**Your assignment:** Copy the entire text about Eugene Atget word for word.

(Beginning of Provided text)

I reckon the real Eugene Atget was a photographer of limited ability, limited technique, limited subject matter, and limited imagination and he embraced these limitations to pursue his real agenda. His aim was the consistent, exhaustive, sensitive, dispassionate, even artless recording of what was around him; the changing face of Paris and its people.
Eugene Atget was not a colossus of early 20th century photography but rather an example of a quiet genius producing a sublime body of work that could have very easily escaped the notice of the art-world. I venture to think there are several people in APUG a bit like that today.
Photography, the word itself, invented and defined by its author Sir John.F.W.Herschel, 14 March 1839 at the Royal Society, Somerset House, London. Quote "...Photography or the application of the Chemical rays of light to the purpose of pictorial representation,..". unquote.
I just ordered this book. Thanks.

(End of Provided text)
(Beginning of Data extract)

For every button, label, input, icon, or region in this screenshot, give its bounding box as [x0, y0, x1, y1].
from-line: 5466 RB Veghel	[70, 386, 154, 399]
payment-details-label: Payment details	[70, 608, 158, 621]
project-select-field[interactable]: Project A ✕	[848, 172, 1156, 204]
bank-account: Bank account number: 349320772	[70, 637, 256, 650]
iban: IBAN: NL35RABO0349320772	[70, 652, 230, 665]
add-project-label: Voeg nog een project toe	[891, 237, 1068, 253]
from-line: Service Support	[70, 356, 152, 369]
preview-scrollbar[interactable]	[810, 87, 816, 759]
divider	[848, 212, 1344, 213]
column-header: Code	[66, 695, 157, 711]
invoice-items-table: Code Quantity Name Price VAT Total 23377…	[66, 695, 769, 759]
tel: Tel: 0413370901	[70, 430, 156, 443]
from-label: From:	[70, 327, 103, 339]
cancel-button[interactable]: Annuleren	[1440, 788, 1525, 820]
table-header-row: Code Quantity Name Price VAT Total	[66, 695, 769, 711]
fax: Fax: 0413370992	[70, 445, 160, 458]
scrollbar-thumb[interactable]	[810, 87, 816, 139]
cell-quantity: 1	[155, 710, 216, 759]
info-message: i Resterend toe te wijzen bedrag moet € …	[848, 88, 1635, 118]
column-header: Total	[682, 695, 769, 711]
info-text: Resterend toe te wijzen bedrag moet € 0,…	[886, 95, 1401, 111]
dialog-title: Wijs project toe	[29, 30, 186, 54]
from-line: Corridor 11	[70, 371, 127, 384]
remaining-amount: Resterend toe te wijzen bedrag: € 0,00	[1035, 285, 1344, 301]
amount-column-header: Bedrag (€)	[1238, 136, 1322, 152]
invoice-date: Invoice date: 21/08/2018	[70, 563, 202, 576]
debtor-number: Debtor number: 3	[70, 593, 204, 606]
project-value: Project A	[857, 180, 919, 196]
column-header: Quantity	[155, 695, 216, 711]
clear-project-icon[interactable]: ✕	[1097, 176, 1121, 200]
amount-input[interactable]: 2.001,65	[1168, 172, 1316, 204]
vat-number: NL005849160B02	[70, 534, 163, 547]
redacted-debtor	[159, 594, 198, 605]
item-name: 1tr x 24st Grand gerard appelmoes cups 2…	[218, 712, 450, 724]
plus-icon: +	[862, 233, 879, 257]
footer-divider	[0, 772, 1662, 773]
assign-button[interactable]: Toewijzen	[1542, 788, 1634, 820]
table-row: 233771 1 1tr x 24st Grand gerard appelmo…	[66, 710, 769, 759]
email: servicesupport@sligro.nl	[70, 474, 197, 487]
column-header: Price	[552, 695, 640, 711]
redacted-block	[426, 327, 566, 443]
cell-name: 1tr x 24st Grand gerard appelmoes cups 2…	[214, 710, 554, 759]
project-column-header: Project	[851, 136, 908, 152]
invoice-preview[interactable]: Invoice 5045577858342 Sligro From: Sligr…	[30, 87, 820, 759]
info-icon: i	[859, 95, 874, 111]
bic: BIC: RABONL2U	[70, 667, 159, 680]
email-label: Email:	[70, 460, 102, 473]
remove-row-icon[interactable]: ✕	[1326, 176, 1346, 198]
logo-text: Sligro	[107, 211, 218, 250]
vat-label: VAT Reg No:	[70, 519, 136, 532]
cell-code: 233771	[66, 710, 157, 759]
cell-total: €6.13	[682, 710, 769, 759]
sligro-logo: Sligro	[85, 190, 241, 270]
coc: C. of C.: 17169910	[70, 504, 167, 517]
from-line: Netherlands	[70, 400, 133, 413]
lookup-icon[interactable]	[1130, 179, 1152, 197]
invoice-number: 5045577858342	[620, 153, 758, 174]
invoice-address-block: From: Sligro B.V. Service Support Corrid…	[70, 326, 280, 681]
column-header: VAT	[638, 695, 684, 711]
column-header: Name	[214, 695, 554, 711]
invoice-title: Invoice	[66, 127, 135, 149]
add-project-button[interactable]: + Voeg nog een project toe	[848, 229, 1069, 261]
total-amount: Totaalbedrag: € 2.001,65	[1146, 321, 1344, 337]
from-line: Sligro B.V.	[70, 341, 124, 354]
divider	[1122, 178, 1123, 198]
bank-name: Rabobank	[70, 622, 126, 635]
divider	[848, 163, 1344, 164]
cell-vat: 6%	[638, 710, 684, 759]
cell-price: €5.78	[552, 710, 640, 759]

(End of Data extract)

**Response below:**
I reckon the real Eugene Atget was a photographer of limited ability, limited technique, limited subject matter, and limited imagination and he embraced these limitations to pursue his real agenda. His aim was the consistent, exhaustive, sensitive, dispassionate, even artless recording of what was around him; the changing face of Paris and its people.
Eugene Atget was not a colossus of early 20th century photography but rather an example of a quiet genius producing a sublime body of work that could have very easily escaped the notice of the art-world. I venture to think there are several people in APUG a bit like that today.
Photography, the word itself, invented and defined by its author Sir John.F.W.Herschel, 14 March 1839 at the Royal Society, Somerset House, London. Quote "...Photography or the application of the Chemical rays of light to the purpose of pictorial representation,..". unquote.
I just ordered this book. Thanks.